Description of the task: Update everything from the start of the records down to the line containing "y-tick-label: 40: [42, 167, 59, 182]", replacing "salinity" with "practical salinity" and leaving all else unchanged.

Given records:
● ● ● ● ●

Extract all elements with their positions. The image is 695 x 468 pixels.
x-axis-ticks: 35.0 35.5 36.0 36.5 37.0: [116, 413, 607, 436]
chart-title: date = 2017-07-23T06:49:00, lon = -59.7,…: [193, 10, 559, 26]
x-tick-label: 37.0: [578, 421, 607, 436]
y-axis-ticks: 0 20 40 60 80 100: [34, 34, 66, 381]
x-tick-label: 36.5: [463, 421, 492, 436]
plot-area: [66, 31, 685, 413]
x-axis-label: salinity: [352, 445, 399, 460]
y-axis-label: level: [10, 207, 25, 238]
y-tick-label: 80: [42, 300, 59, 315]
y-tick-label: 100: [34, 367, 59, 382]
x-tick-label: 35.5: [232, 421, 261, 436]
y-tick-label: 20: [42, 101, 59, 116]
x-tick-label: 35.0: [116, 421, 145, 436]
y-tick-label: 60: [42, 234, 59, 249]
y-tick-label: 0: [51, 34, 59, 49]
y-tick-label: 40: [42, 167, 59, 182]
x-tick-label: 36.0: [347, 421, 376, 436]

● ● ● ● ●

Result of this task:
Extract all elements with their positions. The image is 695 x 468 pixels.
x-axis-ticks: 35.0 35.5 36.0 36.5 37.0: [116, 413, 607, 436]
chart-title: date = 2017-07-23T06:49:00, lon = -59.7,…: [193, 10, 559, 26]
x-tick-label: 37.0: [578, 421, 607, 436]
y-axis-ticks: 0 20 40 60 80 100: [34, 34, 66, 381]
x-tick-label: 36.5: [463, 421, 492, 436]
plot-area: [66, 31, 685, 413]
x-axis-label: practical salinity: [352, 445, 399, 460]
y-axis-label: level: [10, 207, 25, 238]
y-tick-label: 80: [42, 300, 59, 315]
y-tick-label: 100: [34, 367, 59, 382]
x-tick-label: 35.5: [232, 421, 261, 436]
y-tick-label: 20: [42, 101, 59, 116]
x-tick-label: 35.0: [116, 421, 145, 436]
y-tick-label: 60: [42, 234, 59, 249]
y-tick-label: 0: [51, 34, 59, 49]
y-tick-label: 40: [42, 167, 59, 182]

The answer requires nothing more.